--- Start Records provided ---

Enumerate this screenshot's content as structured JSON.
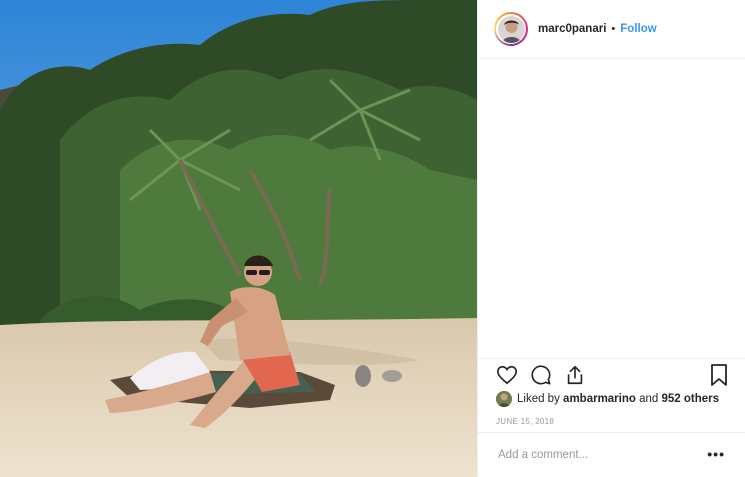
{
  "post": {
    "author": {
      "username": "marc0panari",
      "separator": "•",
      "follow_label": "Follow"
    },
    "photo": {
      "alt": "Man in sunglasses sitting on a towel on a sandy beach in front of tropical trees"
    },
    "actions": {
      "like_icon": "heart-icon",
      "comment_icon": "comment-icon",
      "share_icon": "share-icon",
      "save_icon": "bookmark-icon"
    },
    "likes": {
      "prefix": "Liked by",
      "user": "ambarmarino",
      "middle": "and",
      "others": "952 others"
    },
    "date": "JUNE 15, 2018",
    "comment": {
      "placeholder": "Add a comment...",
      "more_icon": "•••"
    },
    "colors": {
      "link": "#3897f0",
      "text": "#262626",
      "muted": "#999999",
      "divider": "#efefef"
    }
  }
}
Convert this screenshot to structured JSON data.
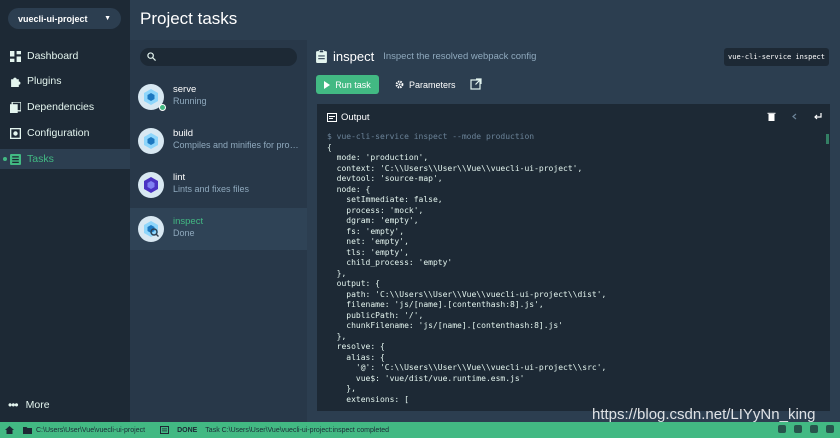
{
  "nav": {
    "project": "vuecli-ui-project",
    "items": [
      {
        "label": "Dashboard",
        "icon": "dashboard-icon"
      },
      {
        "label": "Plugins",
        "icon": "puzzle-icon"
      },
      {
        "label": "Dependencies",
        "icon": "book-icon"
      },
      {
        "label": "Configuration",
        "icon": "settings-icon"
      },
      {
        "label": "Tasks",
        "icon": "tasks-icon",
        "active": true
      }
    ],
    "more": "More"
  },
  "header": {
    "title": "Project tasks"
  },
  "tasks": [
    {
      "name": "serve",
      "desc": "Running"
    },
    {
      "name": "build",
      "desc": "Compiles and minifies for production"
    },
    {
      "name": "lint",
      "desc": "Lints and fixes files"
    },
    {
      "name": "inspect",
      "desc": "Done",
      "selected": true
    }
  ],
  "detail": {
    "name": "inspect",
    "desc": "Inspect the resolved webpack config",
    "command": "vue-cli-service inspect",
    "run_label": "Run task",
    "params_label": "Parameters",
    "output_label": "Output",
    "console": [
      "$ vue-cli-service inspect --mode production",
      "{",
      "  mode: 'production',",
      "  context: 'C:\\\\Users\\\\User\\\\Vue\\\\vuecli-ui-project',",
      "  devtool: 'source-map',",
      "  node: {",
      "    setImmediate: false,",
      "    process: 'mock',",
      "    dgram: 'empty',",
      "    fs: 'empty',",
      "    net: 'empty',",
      "    tls: 'empty',",
      "    child_process: 'empty'",
      "  },",
      "  output: {",
      "    path: 'C:\\\\Users\\\\User\\\\Vue\\\\vuecli-ui-project\\\\dist',",
      "    filename: 'js/[name].[contenthash:8].js',",
      "    publicPath: '/',",
      "    chunkFilename: 'js/[name].[contenthash:8].js'",
      "  },",
      "  resolve: {",
      "    alias: {",
      "      '@': 'C:\\\\Users\\\\User\\\\Vue\\\\vuecli-ui-project\\\\src',",
      "      vue$: 'vue/dist/vue.runtime.esm.js'",
      "    },",
      "    extensions: ["
    ]
  },
  "status": {
    "path": "C:\\Users\\User\\Vue\\vuecli-ui-project",
    "state": "DONE",
    "message": "Task C:\\Users\\User\\Vue\\vuecli-ui-project:inspect completed"
  },
  "watermark": "https://blog.csdn.net/LIYyNn_king",
  "colors": {
    "accent": "#42b983",
    "bg": "#2c3e50",
    "nav": "#1d2935"
  }
}
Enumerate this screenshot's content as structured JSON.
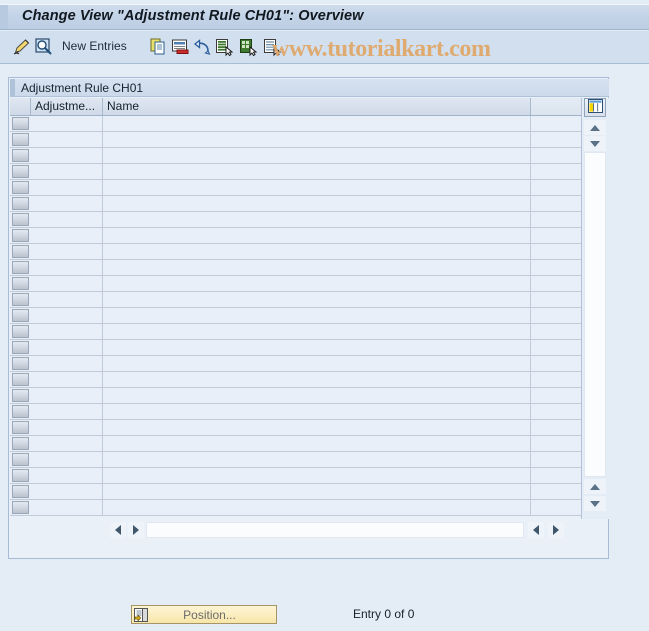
{
  "window": {
    "title": "Change View \"Adjustment Rule CH01\": Overview"
  },
  "watermark": {
    "text": "www.tutorialkart.com",
    "color": "#e0a86a"
  },
  "toolbar": {
    "new_entries_label": "New Entries",
    "buttons": [
      {
        "name": "change-display-icon",
        "tooltip": "Display <-> Change"
      },
      {
        "name": "display-details-icon",
        "tooltip": "Display Details"
      },
      {
        "name": "copy-as-icon",
        "tooltip": "Copy As..."
      },
      {
        "name": "delete-icon",
        "tooltip": "Delete"
      },
      {
        "name": "undo-icon",
        "tooltip": "Undo Change"
      },
      {
        "name": "select-all-icon",
        "tooltip": "Select All"
      },
      {
        "name": "select-block-icon",
        "tooltip": "Select Block"
      },
      {
        "name": "deselect-all-icon",
        "tooltip": "Deselect All"
      }
    ]
  },
  "panel": {
    "header": "Adjustment Rule CH01",
    "settings_icon": "table-settings-icon"
  },
  "table": {
    "columns": [
      {
        "key": "select",
        "label": ""
      },
      {
        "key": "adjustment_rule",
        "label": "Adjustme..."
      },
      {
        "key": "name",
        "label": "Name"
      }
    ],
    "rows": [],
    "empty_row_count": 25
  },
  "footer": {
    "position_button_label": "Position...",
    "position_button_icon": "position-icon",
    "entry_count": "Entry 0 of 0"
  },
  "colors": {
    "window_background": "#e4ecf5",
    "titlebar": "#c3d3e7",
    "toolbar": "#d2dfee",
    "grid_row": "#e9eff8",
    "grid_line": "#bfcbd9",
    "panel_border": "#a7bcd4",
    "button_yellow": "#fbeec0"
  }
}
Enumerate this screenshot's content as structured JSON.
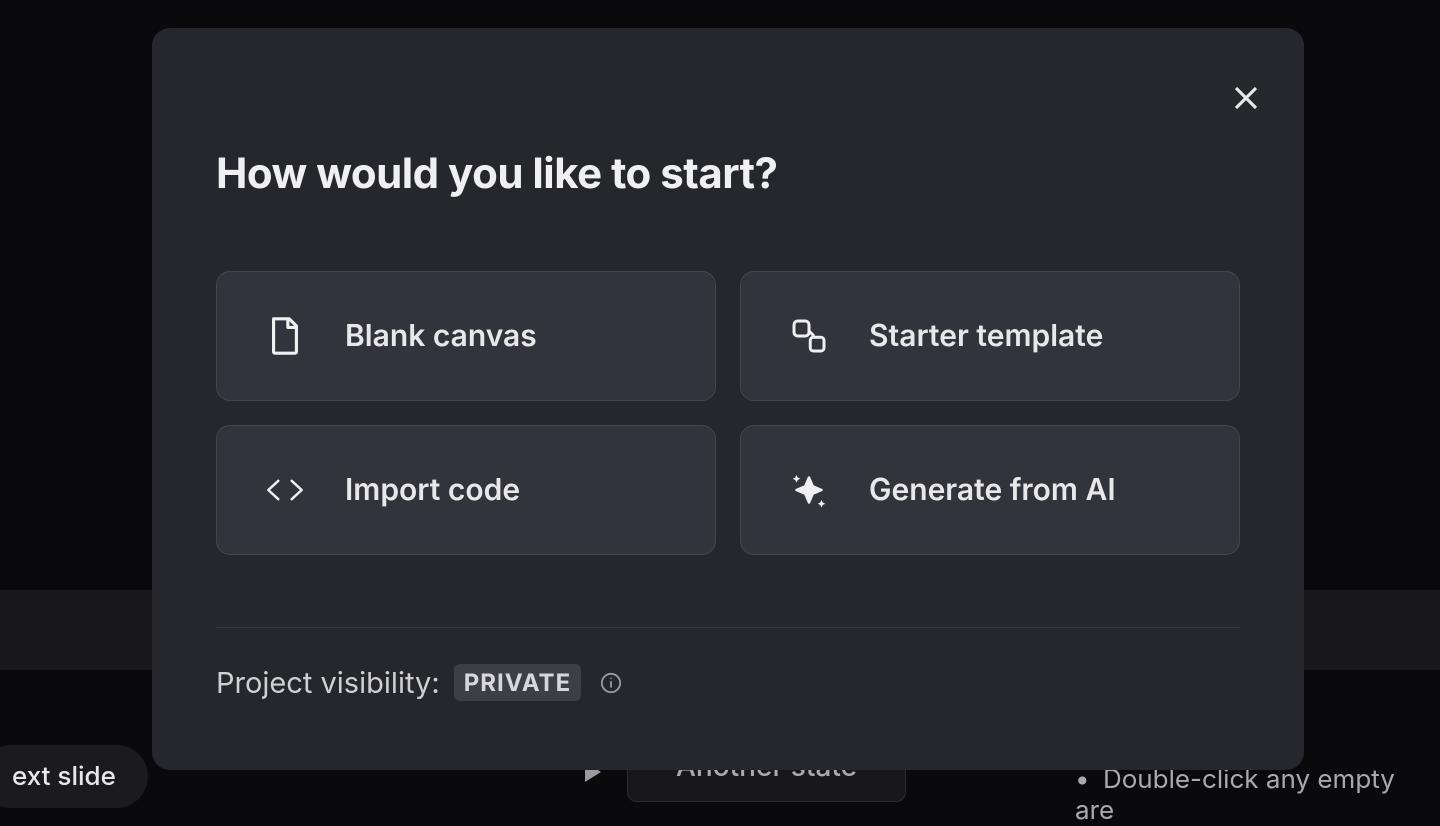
{
  "modal": {
    "title": "How would you like to start?",
    "options": [
      {
        "label": "Blank canvas"
      },
      {
        "label": "Starter template"
      },
      {
        "label": "Import code"
      },
      {
        "label": "Generate from AI"
      }
    ],
    "visibility": {
      "label": "Project visibility:",
      "badge": "PRIVATE"
    }
  },
  "background": {
    "pill": "ext slide",
    "state_box": "Another state",
    "hint": "Double-click any empty are"
  }
}
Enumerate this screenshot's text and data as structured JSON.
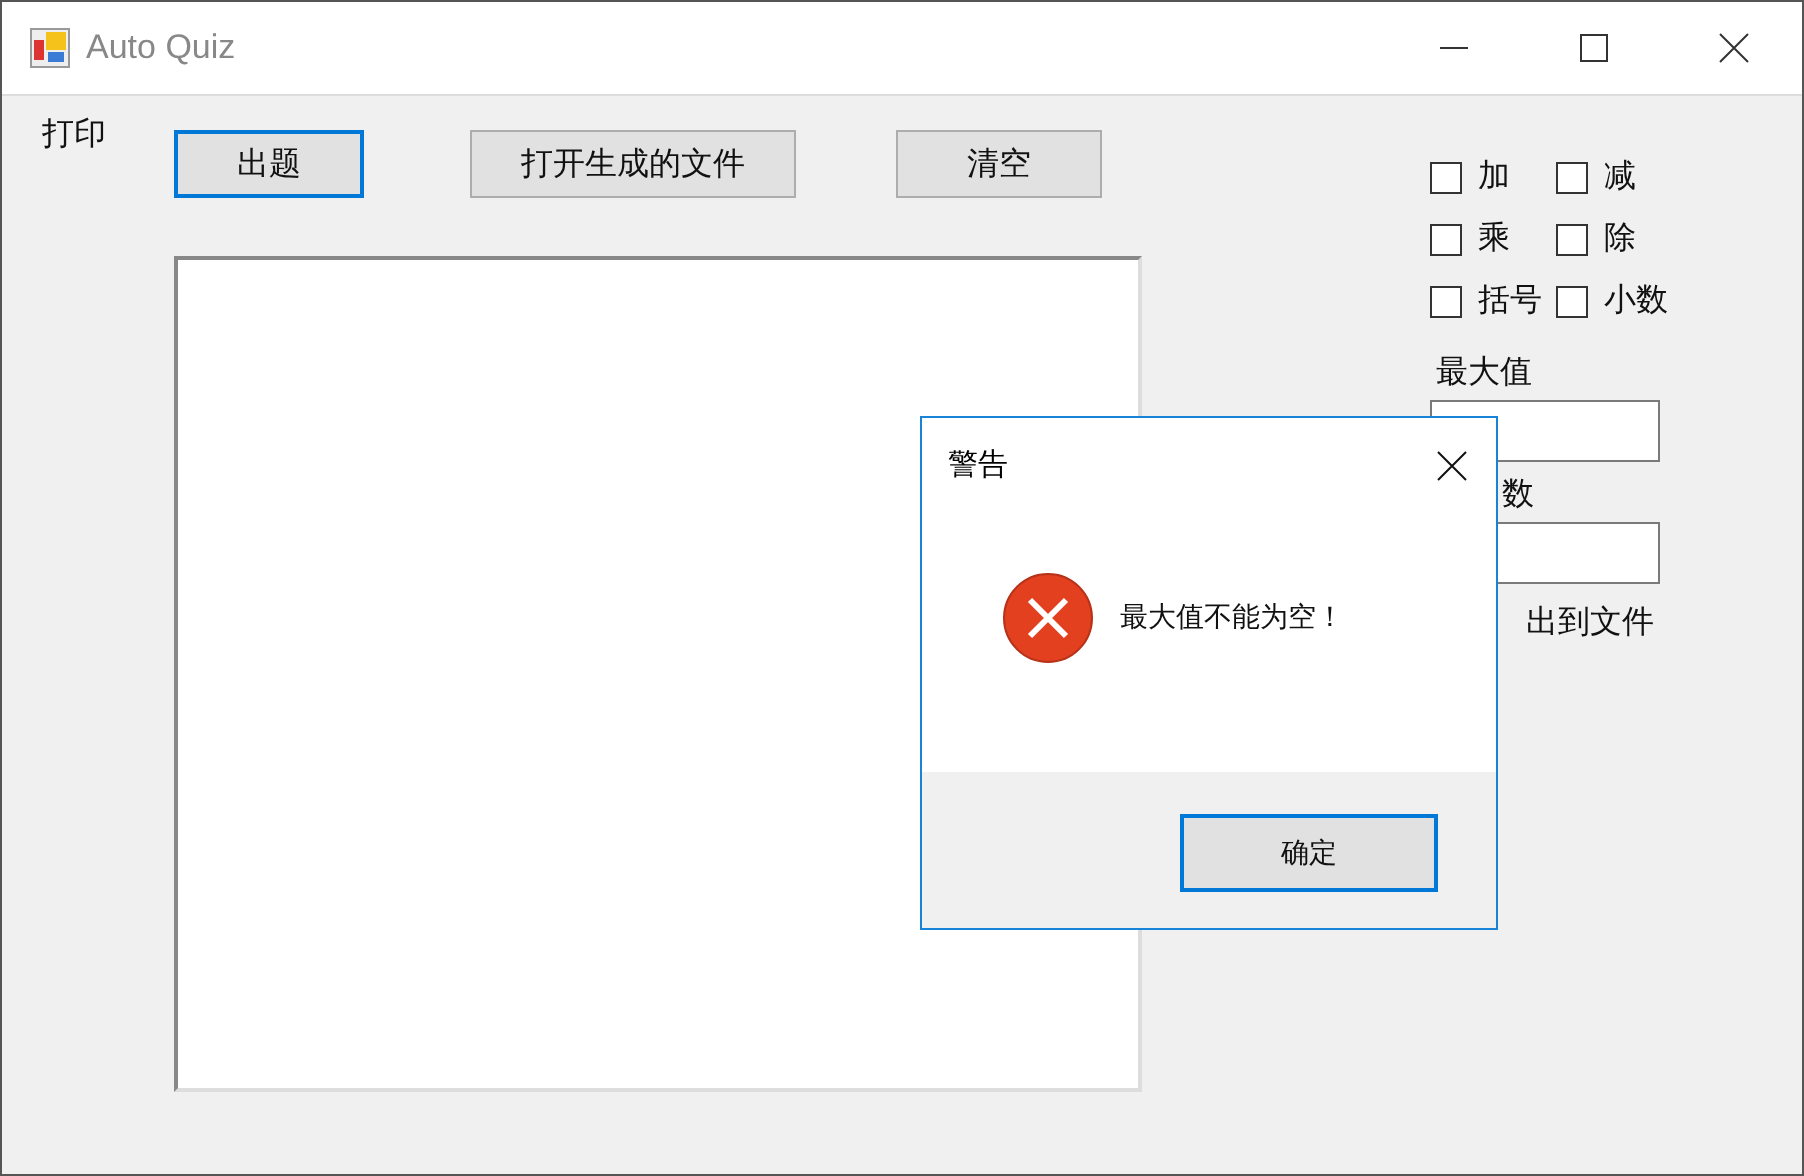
{
  "window": {
    "title": "Auto Quiz"
  },
  "menu": [
    {
      "label": "打印"
    }
  ],
  "buttons": [
    {
      "label": "出题",
      "focused": true
    },
    {
      "label": "打开生成的文件",
      "focused": false
    },
    {
      "label": "清空",
      "focused": false
    }
  ],
  "options": [
    {
      "label": "加",
      "checked": false
    },
    {
      "label": "减",
      "checked": false
    },
    {
      "label": "乘",
      "checked": false
    },
    {
      "label": "除",
      "checked": false
    },
    {
      "label": "括号",
      "checked": false
    },
    {
      "label": "小数",
      "checked": false
    }
  ],
  "fields": [
    {
      "label": "最大值"
    },
    {
      "label": "数"
    }
  ],
  "output_option": {
    "label": "出到文件"
  },
  "dialog": {
    "title": "警告",
    "message": "最大值不能为空！",
    "buttons": [
      {
        "label": "确定",
        "focused": true
      }
    ]
  }
}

--- End Records provided ---

→ Task to complete
Lines in the records that hold the word "header" are to be counted; give only the total.

→ Task answer
2